▸ **Problem**
Extract the text of these lines and reproduce it exactly as it appears. Do this for every entry.

Records contained in a dataset:
★ ★ ★ ★
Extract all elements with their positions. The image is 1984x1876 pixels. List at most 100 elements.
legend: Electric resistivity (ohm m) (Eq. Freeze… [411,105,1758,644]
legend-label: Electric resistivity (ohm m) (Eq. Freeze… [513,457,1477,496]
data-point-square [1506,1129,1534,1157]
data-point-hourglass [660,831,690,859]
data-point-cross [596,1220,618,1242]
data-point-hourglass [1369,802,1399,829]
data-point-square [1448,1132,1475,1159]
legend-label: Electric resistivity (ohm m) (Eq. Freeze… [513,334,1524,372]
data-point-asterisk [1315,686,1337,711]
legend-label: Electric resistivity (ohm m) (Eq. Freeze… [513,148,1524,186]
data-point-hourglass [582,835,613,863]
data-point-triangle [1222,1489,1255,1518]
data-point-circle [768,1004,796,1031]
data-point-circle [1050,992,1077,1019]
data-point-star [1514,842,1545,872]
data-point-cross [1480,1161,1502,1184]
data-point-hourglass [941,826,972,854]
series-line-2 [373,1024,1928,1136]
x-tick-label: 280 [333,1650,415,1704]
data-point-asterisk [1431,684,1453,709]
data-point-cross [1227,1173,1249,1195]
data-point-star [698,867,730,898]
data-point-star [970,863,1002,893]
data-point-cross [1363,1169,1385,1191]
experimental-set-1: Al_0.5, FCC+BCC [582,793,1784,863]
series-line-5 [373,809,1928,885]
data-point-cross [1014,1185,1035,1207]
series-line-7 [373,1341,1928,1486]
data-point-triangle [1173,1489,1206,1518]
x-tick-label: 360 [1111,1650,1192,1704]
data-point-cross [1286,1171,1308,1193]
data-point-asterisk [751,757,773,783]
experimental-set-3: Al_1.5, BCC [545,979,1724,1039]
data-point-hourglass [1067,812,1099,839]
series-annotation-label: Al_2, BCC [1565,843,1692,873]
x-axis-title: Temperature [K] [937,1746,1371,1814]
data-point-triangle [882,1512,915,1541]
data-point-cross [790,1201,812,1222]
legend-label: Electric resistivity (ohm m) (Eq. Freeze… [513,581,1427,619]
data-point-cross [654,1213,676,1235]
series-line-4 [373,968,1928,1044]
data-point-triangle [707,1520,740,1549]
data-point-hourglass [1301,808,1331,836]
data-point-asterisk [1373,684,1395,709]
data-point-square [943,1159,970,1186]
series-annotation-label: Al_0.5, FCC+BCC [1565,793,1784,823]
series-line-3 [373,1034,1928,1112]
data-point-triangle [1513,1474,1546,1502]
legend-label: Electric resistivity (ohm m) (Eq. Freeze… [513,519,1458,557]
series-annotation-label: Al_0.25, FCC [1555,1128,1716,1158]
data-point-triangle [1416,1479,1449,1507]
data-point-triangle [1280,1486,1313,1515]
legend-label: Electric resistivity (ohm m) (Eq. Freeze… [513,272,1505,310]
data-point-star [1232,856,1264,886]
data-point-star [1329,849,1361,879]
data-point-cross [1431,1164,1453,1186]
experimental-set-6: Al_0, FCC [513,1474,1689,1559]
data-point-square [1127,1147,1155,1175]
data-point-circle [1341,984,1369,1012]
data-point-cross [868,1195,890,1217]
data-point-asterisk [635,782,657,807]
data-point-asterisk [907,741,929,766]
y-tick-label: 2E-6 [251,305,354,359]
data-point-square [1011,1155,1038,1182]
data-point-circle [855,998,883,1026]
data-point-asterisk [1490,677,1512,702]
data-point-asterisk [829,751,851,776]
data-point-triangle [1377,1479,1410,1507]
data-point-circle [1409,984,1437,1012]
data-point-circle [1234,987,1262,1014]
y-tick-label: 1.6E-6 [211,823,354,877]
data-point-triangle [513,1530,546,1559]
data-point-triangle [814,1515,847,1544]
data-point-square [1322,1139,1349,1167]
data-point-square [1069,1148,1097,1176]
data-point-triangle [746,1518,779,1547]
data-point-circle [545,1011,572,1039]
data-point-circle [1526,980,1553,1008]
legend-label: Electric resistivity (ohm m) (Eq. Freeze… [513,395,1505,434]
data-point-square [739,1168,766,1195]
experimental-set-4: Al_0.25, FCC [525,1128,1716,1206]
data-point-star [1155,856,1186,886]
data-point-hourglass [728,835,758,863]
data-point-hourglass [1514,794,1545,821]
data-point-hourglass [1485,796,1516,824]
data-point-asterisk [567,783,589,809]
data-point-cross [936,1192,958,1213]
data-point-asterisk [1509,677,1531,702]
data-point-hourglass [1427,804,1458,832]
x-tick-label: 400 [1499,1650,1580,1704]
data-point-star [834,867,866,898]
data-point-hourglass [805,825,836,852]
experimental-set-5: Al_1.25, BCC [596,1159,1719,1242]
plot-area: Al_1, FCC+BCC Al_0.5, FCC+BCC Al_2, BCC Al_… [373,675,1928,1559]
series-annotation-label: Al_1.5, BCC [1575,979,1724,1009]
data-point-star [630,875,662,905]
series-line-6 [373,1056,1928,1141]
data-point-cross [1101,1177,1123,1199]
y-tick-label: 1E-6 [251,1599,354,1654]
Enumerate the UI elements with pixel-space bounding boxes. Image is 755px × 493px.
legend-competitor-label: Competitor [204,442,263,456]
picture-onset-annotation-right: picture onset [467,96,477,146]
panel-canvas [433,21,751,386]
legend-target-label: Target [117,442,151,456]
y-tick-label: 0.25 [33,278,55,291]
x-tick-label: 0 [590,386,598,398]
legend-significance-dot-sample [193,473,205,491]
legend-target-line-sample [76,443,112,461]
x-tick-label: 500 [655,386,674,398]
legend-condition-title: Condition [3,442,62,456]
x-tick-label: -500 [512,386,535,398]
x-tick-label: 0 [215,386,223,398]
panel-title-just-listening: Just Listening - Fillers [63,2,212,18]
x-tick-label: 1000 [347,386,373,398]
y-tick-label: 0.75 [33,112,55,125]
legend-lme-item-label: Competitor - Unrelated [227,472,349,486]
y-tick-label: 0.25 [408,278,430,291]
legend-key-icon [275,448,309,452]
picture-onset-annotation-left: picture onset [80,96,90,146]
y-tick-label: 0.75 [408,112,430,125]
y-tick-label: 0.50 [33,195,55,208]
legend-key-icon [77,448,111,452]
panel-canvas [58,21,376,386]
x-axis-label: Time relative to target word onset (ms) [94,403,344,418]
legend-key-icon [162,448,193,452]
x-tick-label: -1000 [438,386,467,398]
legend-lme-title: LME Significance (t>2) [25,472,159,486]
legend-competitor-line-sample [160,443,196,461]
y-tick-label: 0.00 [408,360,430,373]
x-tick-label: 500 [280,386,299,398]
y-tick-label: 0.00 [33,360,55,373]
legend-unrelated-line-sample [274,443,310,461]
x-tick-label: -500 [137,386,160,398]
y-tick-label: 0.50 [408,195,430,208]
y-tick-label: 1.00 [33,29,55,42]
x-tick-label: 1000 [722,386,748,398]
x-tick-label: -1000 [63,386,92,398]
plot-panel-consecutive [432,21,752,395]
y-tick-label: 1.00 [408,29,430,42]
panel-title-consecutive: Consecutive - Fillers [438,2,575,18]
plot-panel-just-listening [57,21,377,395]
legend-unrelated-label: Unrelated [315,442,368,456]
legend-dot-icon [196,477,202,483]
★ ★ ★ ★
▸ **Task response**
Extract all elements with their positions. The image is 1984x1876 pixels. List at most 100 elements.
legend: Electric resistivity (ohm m) (Eq. Freeze… [411,105,1758,644]
legend-label: Electric resistivity (ohm m) (Eq. Freeze… [513,457,1477,496]
data-point-square [1506,1129,1534,1157]
data-point-hourglass [660,831,690,859]
data-point-cross [596,1220,618,1242]
data-point-hourglass [1369,802,1399,829]
data-point-square [1448,1132,1475,1159]
legend-label: Electric resistivity (ohm m) (Eq. Freeze… [513,334,1524,372]
data-point-asterisk [1315,686,1337,711]
legend-label: Electric resistivity (ohm m) (Eq. Freeze… [513,148,1524,186]
data-point-hourglass [582,835,613,863]
data-point-triangle [1222,1489,1255,1518]
data-point-circle [768,1004,796,1031]
data-point-circle [1050,992,1077,1019]
data-point-star [1514,842,1545,872]
data-point-cross [1480,1161,1502,1184]
data-point-hourglass [941,826,972,854]
series-line-2 [373,1024,1928,1136]
x-tick-label: 280 [333,1650,415,1704]
data-point-asterisk [1431,684,1453,709]
data-point-cross [1227,1173,1249,1195]
data-point-star [698,867,730,898]
data-point-star [970,863,1002,893]
data-point-cross [1363,1169,1385,1191]
experimental-set-1: Al_0.5, FCC+BCC [582,793,1784,863]
series-line-5 [373,809,1928,885]
data-point-cross [1014,1185,1035,1207]
series-line-7 [373,1341,1928,1486]
data-point-triangle [1173,1489,1206,1518]
x-tick-label: 360 [1111,1650,1192,1704]
data-point-cross [1286,1171,1308,1193]
data-point-asterisk [751,757,773,783]
experimental-set-3: Al_1.5, BCC [545,979,1724,1039]
data-point-hourglass [1067,812,1099,839]
series-annotation-label: Al_2, BCC [1565,843,1692,873]
x-axis-title: Temperature [K] [937,1746,1371,1814]
data-point-triangle [882,1512,915,1541]
data-point-cross [790,1201,812,1222]
legend-label: Electric resistivity (ohm m) (Eq. Freeze… [513,581,1427,619]
data-point-cross [654,1213,676,1235]
series-line-4 [373,968,1928,1044]
data-point-triangle [707,1520,740,1549]
data-point-hourglass [1301,808,1331,836]
data-point-asterisk [1373,684,1395,709]
data-point-square [943,1159,970,1186]
series-annotation-label: Al_0.5, FCC+BCC [1565,793,1784,823]
series-line-3 [373,1034,1928,1112]
data-point-triangle [1513,1474,1546,1502]
legend-label: Electric resistivity (ohm m) (Eq. Freeze… [513,519,1458,557]
series-annotation-label: Al_0.25, FCC [1555,1128,1716,1158]
data-point-triangle [1416,1479,1449,1507]
data-point-triangle [1280,1486,1313,1515]
legend-label: Electric resistivity (ohm m) (Eq. Freeze… [513,272,1505,310]
data-point-star [1232,856,1264,886]
data-point-star [1329,849,1361,879]
data-point-cross [1431,1164,1453,1186]
experimental-set-6: Al_0, FCC [513,1474,1689,1559]
data-point-square [1127,1147,1155,1175]
data-point-circle [1341,984,1369,1012]
data-point-cross [868,1195,890,1217]
data-point-asterisk [635,782,657,807]
data-point-asterisk [907,741,929,766]
y-tick-label: 2E-6 [251,305,354,359]
data-point-square [1011,1155,1038,1182]
data-point-circle [855,998,883,1026]
data-point-asterisk [1490,677,1512,702]
data-point-asterisk [829,751,851,776]
data-point-triangle [1377,1479,1410,1507]
data-point-circle [1409,984,1437,1012]
data-point-circle [1234,987,1262,1014]
y-tick-label: 1.6E-6 [211,823,354,877]
data-point-triangle [513,1530,546,1559]
data-point-triangle [814,1515,847,1544]
data-point-square [1322,1139,1349,1167]
data-point-square [1069,1148,1097,1176]
data-point-triangle [746,1518,779,1547]
data-point-circle [545,1011,572,1039]
data-point-circle [1526,980,1553,1008]
legend-label: Electric resistivity (ohm m) (Eq. Freeze… [513,395,1505,434]
data-point-square [739,1168,766,1195]
experimental-set-4: Al_0.25, FCC [525,1128,1716,1206]
data-point-star [1155,856,1186,886]
data-point-hourglass [728,835,758,863]
data-point-hourglass [1514,794,1545,821]
data-point-hourglass [1485,796,1516,824]
data-point-asterisk [567,783,589,809]
data-point-cross [936,1192,958,1213]
data-point-asterisk [1509,677,1531,702]
data-point-hourglass [1427,804,1458,832]
x-tick-label: 400 [1499,1650,1580,1704]
data-point-star [834,867,866,898]
data-point-hourglass [805,825,836,852]
experimental-set-5: Al_1.25, BCC [596,1159,1719,1242]
plot-area: Al_1, FCC+BCC Al_0.5, FCC+BCC Al_2, BCC Al_… [373,675,1928,1559]
series-annotation-label: Al_1.5, BCC [1575,979,1724,1009]
data-point-star [630,875,662,905]
series-line-6 [373,1056,1928,1141]
data-point-cross [1101,1177,1123,1199]
y-tick-label: 1E-6 [251,1599,354,1654]
Enumerate the UI elements with pixel-space bounding boxes. Image is 755px × 493px.
legend-competitor-label: Competitor [204,442,263,456]
picture-onset-annotation-right: picture onset [467,96,477,146]
panel-canvas [433,21,751,386]
legend-target-label: Target [117,442,151,456]
y-tick-label: 0.25 [33,278,55,291]
x-tick-label: 0 [590,386,598,398]
legend-significance-dot-sample [193,473,205,491]
legend-target-line-sample [76,443,112,461]
x-tick-label: 500 [655,386,674,398]
legend-condition-title: Condition [3,442,62,456]
x-tick-label: -500 [512,386,535,398]
x-tick-label: 0 [215,386,223,398]
panel-title-just-listening: Just Listening - Fillers [63,2,212,18]
x-tick-label: 1000 [347,386,373,398]
y-tick-label: 0.75 [33,112,55,125]
legend-lme-item-label: Competitor - Unrelated [227,472,349,486]
y-tick-label: 0.25 [408,278,430,291]
legend-key-icon [275,448,309,452]
picture-onset-annotation-left: picture onset [80,96,90,146]
y-tick-label: 0.75 [408,112,430,125]
y-tick-label: 0.50 [33,195,55,208]
legend-key-icon [77,448,111,452]
panel-canvas [58,21,376,386]
x-axis-label: Time relative to target word onset (ms) [94,403,344,418]
legend-key-icon [162,448,193,452]
x-tick-label: -1000 [438,386,467,398]
legend-lme-title: LME Significance (t>2) [25,472,159,486]
legend-competitor-line-sample [160,443,196,461]
y-tick-label: 0.00 [408,360,430,373]
x-tick-label: 500 [280,386,299,398]
y-tick-label: 0.00 [33,360,55,373]
legend-unrelated-line-sample [274,443,310,461]
x-tick-label: -500 [137,386,160,398]
y-tick-label: 0.50 [408,195,430,208]
y-tick-label: 1.00 [33,29,55,42]
x-tick-label: 1000 [722,386,748,398]
x-tick-label: -1000 [63,386,92,398]
plot-panel-consecutive [432,21,752,395]
y-tick-label: 1.00 [408,29,430,42]
panel-title-consecutive: Consecutive - Fillers [438,2,575,18]
plot-panel-just-listening [57,21,377,395]
legend-unrelated-label: Unrelated [315,442,368,456]
legend-dot-icon [196,477,202,483]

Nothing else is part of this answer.